TEXT EXTRACT
-=-=-=-=-
As most fixers know, the profession is extremely demanding. International travel, irregular working hours and often physical danger are all part of the job description.
Tight deadlines and complex logistics can be incredibly time consuming; and if a client suddenly decides to revise the project, you better be ready! There never seems to be a chance to catch your breath.
Most fixers love the job. And who wouldn’t? Meeting new people and exploring awe inspiring places, every day is new.
Nevertheless, coordinating professional and personal commitments can prove exhausting. Many have young children or elderly parents to care for and being away for long periods of time can strain relationships.
It is easy to dismiss this as the nature of the job; however, the ability to balance priorities can be the difference between make or break for a fixer.
Juggling the family and the shoot
For working parents in any profession, juggling a career and childcare is a recurrent nightmare. Throw in weeks filming in distant and remote locations, operating across international time zones, and incredibly tight deadlines, you’ve got the daily challenges of life as a fixer.
“Managing work and personal life is definitely an issue I have to contend with, it is a very tough job mentally and physically,” says Ghassan Salti, a Jordanian based fixer.
Salti struggles accommodate family demands on top of his fixing career.
“I see my kids in the elevator going to school while I am coming home or vice versa,” he admits.
Salti is not alone, other fixers across the world face similar difficulties.
“I struggled to coordinate childcare with work at the beginning of my career,” says Andrea Gordard, an Australian based fixer and producer.
“I found it incredibly difficult to pursue some of the terrific jobs I was offered.”
-=-=-=-=-
Labeled region entries
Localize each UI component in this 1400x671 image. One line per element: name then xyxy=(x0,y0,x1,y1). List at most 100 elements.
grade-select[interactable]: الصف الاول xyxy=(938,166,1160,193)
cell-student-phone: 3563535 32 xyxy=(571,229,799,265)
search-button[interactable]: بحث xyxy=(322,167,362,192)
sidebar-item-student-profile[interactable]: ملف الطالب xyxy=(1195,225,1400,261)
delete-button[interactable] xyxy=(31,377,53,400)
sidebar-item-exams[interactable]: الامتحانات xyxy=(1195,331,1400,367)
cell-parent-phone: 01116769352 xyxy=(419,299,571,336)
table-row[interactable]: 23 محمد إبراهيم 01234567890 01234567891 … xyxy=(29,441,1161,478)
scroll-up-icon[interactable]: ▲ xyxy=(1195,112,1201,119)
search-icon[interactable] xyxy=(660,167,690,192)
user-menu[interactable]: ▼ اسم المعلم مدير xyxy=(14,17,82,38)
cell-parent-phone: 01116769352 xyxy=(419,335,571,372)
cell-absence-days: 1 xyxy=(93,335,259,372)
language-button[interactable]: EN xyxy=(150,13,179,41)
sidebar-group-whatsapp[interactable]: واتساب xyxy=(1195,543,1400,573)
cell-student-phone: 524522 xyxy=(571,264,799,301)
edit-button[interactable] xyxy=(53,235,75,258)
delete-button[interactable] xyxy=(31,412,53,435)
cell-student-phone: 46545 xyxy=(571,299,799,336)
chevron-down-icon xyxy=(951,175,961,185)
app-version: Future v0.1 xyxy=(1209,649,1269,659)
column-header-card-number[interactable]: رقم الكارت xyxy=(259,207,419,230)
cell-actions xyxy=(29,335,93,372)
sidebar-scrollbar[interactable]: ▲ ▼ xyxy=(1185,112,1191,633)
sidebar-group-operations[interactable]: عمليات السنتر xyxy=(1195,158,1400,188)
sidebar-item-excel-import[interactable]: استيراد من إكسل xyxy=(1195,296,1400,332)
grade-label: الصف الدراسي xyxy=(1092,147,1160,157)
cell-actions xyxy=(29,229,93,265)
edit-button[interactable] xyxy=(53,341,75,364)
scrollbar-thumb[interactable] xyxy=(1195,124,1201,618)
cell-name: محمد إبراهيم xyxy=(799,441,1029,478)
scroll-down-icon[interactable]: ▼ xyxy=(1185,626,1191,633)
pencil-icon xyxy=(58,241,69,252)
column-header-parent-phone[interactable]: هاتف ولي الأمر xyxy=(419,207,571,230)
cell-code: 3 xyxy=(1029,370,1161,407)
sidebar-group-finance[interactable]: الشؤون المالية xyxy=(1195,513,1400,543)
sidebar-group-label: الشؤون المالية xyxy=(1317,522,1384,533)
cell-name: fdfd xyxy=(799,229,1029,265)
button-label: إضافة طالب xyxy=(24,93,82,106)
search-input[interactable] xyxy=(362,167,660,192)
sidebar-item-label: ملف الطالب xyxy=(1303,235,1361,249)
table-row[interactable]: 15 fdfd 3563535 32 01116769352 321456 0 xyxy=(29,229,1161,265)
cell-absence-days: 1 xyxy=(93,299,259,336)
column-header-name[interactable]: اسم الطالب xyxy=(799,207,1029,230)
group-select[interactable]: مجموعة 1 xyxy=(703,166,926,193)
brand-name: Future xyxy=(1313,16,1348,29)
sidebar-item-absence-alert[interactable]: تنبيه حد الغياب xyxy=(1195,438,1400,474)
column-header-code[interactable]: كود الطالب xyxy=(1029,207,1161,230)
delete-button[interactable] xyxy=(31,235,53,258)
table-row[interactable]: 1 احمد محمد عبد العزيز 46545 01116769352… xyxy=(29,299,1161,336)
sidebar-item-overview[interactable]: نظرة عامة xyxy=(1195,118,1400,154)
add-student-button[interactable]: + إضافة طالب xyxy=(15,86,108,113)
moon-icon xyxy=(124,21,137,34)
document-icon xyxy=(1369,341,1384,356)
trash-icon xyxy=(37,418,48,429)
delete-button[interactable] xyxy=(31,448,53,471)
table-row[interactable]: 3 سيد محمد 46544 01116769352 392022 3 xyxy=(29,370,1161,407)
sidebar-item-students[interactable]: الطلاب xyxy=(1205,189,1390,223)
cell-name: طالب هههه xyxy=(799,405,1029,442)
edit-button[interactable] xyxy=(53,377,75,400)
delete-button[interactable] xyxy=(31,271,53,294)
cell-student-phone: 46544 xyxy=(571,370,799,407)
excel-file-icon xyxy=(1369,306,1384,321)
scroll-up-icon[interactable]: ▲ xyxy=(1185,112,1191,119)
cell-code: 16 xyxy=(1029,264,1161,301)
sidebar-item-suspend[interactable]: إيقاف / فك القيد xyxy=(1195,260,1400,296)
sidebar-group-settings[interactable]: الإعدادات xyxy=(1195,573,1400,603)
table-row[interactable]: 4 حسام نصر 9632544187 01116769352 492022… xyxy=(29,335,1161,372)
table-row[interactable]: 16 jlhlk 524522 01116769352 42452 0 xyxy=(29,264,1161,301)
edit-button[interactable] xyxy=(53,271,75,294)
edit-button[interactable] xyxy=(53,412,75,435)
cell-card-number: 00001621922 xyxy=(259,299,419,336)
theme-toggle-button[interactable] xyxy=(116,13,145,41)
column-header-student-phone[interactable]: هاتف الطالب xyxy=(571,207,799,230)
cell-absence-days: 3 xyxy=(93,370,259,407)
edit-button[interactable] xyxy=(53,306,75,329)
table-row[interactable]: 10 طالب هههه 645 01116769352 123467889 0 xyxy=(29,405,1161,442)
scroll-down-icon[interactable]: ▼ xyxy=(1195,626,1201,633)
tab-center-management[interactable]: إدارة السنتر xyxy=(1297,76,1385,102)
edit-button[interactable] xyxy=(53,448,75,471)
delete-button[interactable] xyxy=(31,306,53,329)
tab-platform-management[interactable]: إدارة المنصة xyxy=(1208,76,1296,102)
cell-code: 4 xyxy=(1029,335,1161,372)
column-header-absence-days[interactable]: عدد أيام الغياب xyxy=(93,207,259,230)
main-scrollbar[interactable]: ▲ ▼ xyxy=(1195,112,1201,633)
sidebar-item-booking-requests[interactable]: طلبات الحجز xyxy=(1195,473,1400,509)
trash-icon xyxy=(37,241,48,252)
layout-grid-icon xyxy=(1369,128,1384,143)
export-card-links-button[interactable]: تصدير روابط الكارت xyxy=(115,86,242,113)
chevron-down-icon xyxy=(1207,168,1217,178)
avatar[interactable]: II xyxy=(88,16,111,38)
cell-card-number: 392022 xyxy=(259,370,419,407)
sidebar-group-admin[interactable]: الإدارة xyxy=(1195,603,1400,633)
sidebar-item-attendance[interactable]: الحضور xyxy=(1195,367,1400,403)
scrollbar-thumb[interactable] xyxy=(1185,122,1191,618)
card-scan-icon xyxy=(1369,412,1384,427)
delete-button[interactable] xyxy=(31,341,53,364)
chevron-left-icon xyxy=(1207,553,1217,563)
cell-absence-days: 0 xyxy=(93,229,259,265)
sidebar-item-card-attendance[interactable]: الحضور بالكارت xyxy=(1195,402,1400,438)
-=-=-=-=-
OBJECTIVE
Continue the article on how fixers balance work and family, starting right after its final sentence.

EXERCISE RESPONSE
Balancing childcare has been recognised as a major challenge by several industry bodies. A survey conducted by Raising Films- an industry charity- found 79% of female media professionals believed caring roles had a detrimental impact on their careers. While both the male and female fixers we spoke to share childcare, women undoubtedly shoulder a large proportion of this responsibility.
Travel is frequently required and means long periods away from home.
“I often work away from home for more than two weeks at a time,” says Brazilian Fixer and Journalist, Thomaz Cavalieri.
Cavalieri has worked with international production companies, travelling across Brazil, filming in remote corners of the country.
“I have two young daughters and a wife, so balancing family time and work is essential; In fact, I had to travel to China 3 days before the birth of my first child, I almost did not make it back in time for her birth!”
However, the Cavalieri family are accustomed to this lifestyle, and have learnt to adapt to Thomaz’s work schedule.
“I love my job, and in certain situations the client is a priority, my next project involves filming in a remote part of Brazil for a French production company, so contacting the family will not be possible,” he says.
Fixing and journalism roles often offer the opportunity for flexible working hours, and many operate from offices based at home.
“When I am working at home in Sao Paulo I try to be present in family life, sometimes working from home so I can help looking after my daughters,” says Cavalieri.
However, this flexibility can be a double-edged sword. In an era of hyper connectivity and social networking, round the clock working hours are the norm for a large proportion of fixers today.
“It is hard to switch off from work, our main office is in our basement, so it is easy to nip down on a Sunday evening when the kids are watching television,” says Nikki Knight, a fixer based in South Africa.
Knight and her husband run Film Fixers Africa, and have worked on documentaries, reality television shows and fashion shoots across South and East Africa.
“This job doesn’t know any time zones, we work with production companies across America, so you have to be prepared to answer calls day and night,” Knight reflects.
Balancing this unpredictable work schedule and family life requires patience and understanding.
“Working with my husband means we understand the hard work and commitment required to be successful in this industry,” says Nikki Knight.
While Nikki manages the administrative side, her husband oversees shoots out in the field and will often be away for up to twenty days each month.
“Our children have also been incredibly understanding and as they have grown up we have tried to include them in our work, our eldest- now 22- is keen join the media production industry,” she says.
Cavalieri shares this sentiment.
“My wife is a journalist too, so is all too aware of the time commitment necessary to conduct this role to the highest standard.”
Nevertheless, sometimes tough decisions between work and family must be made.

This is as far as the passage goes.